== GIVEN REQUEST ==
Write out every entry precisely as given, leaving the pictures out.

[Start of DATASET RECORDS]

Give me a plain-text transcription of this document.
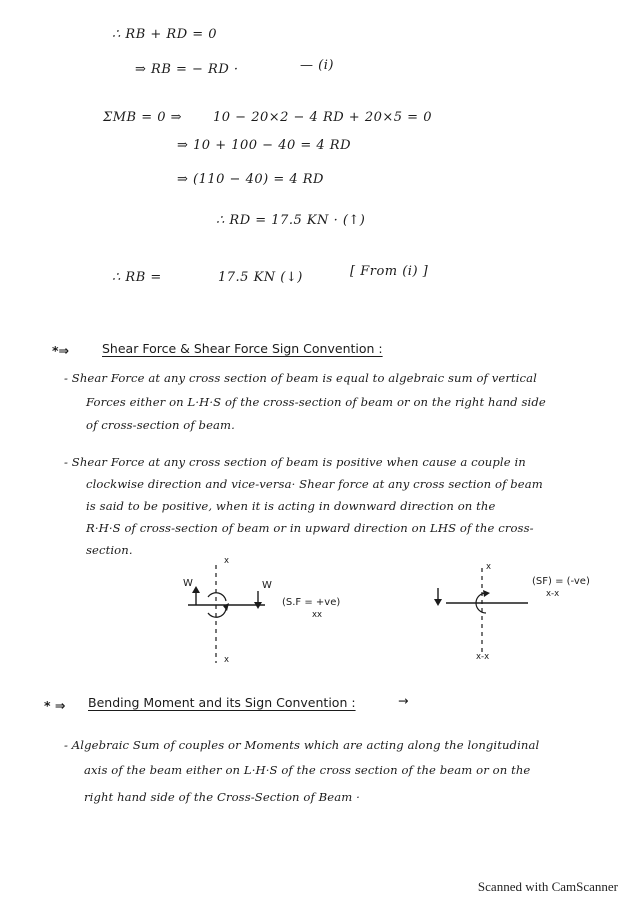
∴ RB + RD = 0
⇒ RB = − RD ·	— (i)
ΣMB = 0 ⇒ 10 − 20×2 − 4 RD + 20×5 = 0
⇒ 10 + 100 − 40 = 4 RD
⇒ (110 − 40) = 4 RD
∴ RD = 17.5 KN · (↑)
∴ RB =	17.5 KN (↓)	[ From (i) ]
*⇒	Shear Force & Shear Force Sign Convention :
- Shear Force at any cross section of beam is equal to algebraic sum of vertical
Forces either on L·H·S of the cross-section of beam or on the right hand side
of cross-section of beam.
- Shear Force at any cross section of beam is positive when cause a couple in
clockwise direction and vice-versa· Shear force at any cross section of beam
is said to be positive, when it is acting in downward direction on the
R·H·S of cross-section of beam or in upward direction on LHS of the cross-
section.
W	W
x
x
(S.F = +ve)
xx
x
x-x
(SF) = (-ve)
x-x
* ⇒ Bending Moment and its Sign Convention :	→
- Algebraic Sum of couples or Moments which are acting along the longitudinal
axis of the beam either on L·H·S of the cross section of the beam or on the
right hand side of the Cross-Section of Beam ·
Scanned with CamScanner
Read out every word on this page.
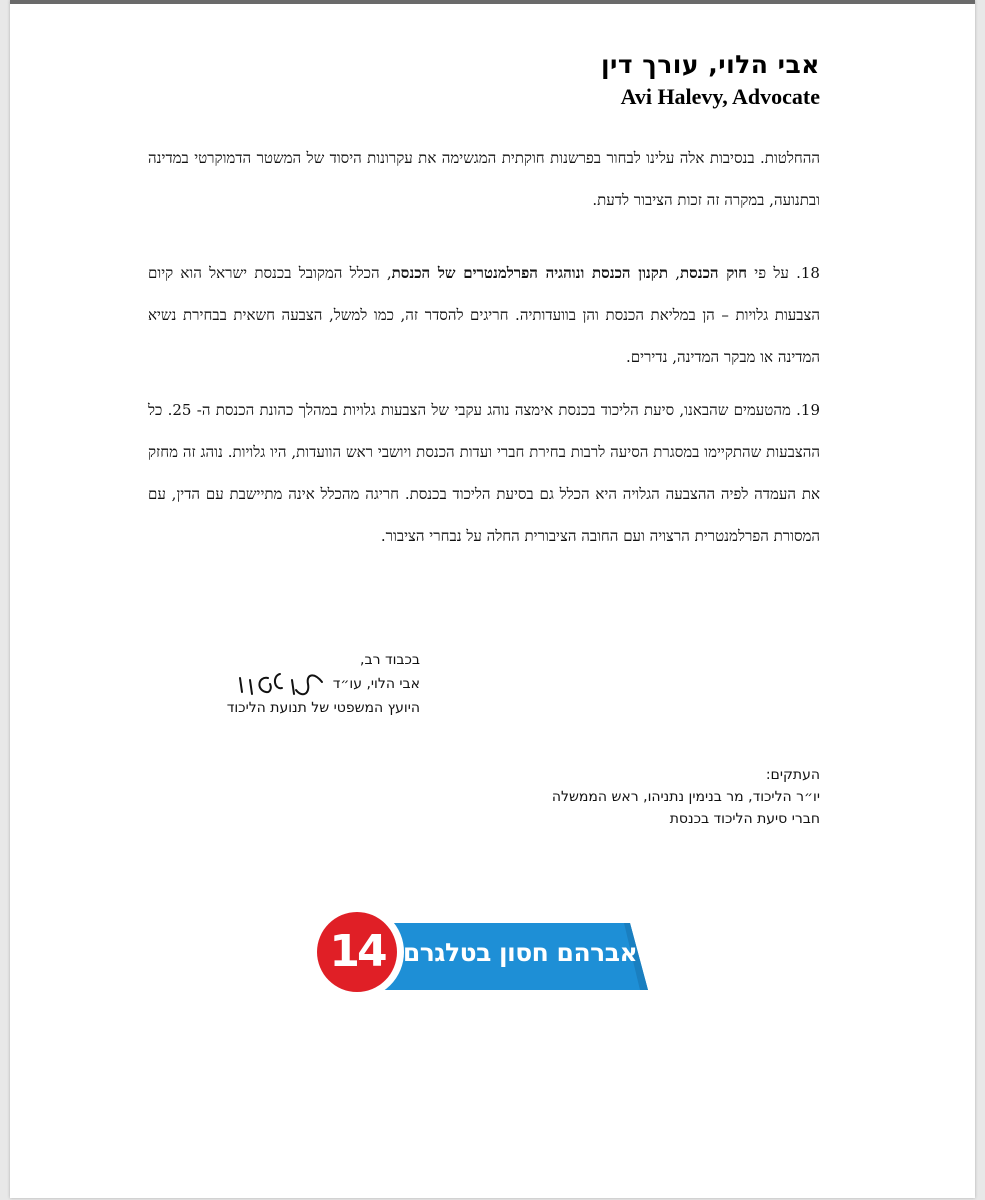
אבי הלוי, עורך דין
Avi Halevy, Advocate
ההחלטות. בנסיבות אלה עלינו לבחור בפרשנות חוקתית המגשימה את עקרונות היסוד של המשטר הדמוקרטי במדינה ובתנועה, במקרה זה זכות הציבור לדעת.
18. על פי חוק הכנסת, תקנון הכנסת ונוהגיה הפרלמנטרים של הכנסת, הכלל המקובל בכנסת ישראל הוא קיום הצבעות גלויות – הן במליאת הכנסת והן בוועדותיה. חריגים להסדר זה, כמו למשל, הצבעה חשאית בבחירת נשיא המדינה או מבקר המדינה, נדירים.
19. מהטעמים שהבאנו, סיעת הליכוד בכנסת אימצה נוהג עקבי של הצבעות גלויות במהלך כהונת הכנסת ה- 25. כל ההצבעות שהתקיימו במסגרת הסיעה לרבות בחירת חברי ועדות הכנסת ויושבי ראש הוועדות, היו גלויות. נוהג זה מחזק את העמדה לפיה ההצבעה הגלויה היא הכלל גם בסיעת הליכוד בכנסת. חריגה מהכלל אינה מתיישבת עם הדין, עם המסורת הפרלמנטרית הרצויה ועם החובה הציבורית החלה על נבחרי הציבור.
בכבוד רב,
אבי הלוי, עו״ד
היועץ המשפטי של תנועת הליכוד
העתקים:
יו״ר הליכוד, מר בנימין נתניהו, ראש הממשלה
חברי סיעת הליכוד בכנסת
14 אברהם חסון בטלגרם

[End of DATASET RECORDS]

== SOLUTION TO THIS EXERCISE ==
Give me a plain-text transcription of this document.
∴ RB + RD = 0
⇒ RB = − RD ·	— (i)
ΣMB = 0 ⇒ 10 − 20×2 − 4 RD + 20×5 = 0
⇒ 10 + 100 − 40 = 4 RD
⇒ (110 − 40) = 4 RD
∴ RD = 17.5 KN · (↑)
∴ RB =	17.5 KN (↓)	[ From (i) ]
*⇒	Shear Force & Shear Force Sign Convention :
- Shear Force at any cross section of beam is equal to algebraic sum of vertical
Forces either on L·H·S of the cross-section of beam or on the right hand side
of cross-section of beam.
- Shear Force at any cross section of beam is positive when cause a couple in
clockwise direction and vice-versa· Shear force at any cross section of beam
is said to be positive, when it is acting in downward direction on the
R·H·S of cross-section of beam or in upward direction on LHS of the cross-
section.
W	W
x
x
(S.F = +ve)
xx
x
x-x
(SF) = (-ve)
x-x
* ⇒ Bending Moment and its Sign Convention :	→
- Algebraic Sum of couples or Moments which are acting along the longitudinal
axis of the beam either on L·H·S of the cross section of the beam or on the
right hand side of the Cross-Section of Beam ·
Scanned with CamScanner
Read out every word on this page.
אבי הלוי, עורך דין
Avi Halevy, Advocate
ההחלטות. בנסיבות אלה עלינו לבחור בפרשנות חוקתית המגשימה את עקרונות היסוד של המשטר הדמוקרטי במדינה ובתנועה, במקרה זה זכות הציבור לדעת.
18. על פי חוק הכנסת, תקנון הכנסת ונוהגיה הפרלמנטרים של הכנסת, הכלל המקובל בכנסת ישראל הוא קיום הצבעות גלויות – הן במליאת הכנסת והן בוועדותיה. חריגים להסדר זה, כמו למשל, הצבעה חשאית בבחירת נשיא המדינה או מבקר המדינה, נדירים.
19. מהטעמים שהבאנו, סיעת הליכוד בכנסת אימצה נוהג עקבי של הצבעות גלויות במהלך כהונת הכנסת ה- 25. כל ההצבעות שהתקיימו במסגרת הסיעה לרבות בחירת חברי ועדות הכנסת ויושבי ראש הוועדות, היו גלויות. נוהג זה מחזק את העמדה לפיה ההצבעה הגלויה היא הכלל גם בסיעת הליכוד בכנסת. חריגה מהכלל אינה מתיישבת עם הדין, עם המסורת הפרלמנטרית הרצויה ועם החובה הציבורית החלה על נבחרי הציבור.
בכבוד רב,
אבי הלוי, עו״ד
היועץ המשפטי של תנועת הליכוד
העתקים:
יו״ר הליכוד, מר בנימין נתניהו, ראש הממשלה
חברי סיעת הליכוד בכנסת
14 אברהם חסון בטלגרם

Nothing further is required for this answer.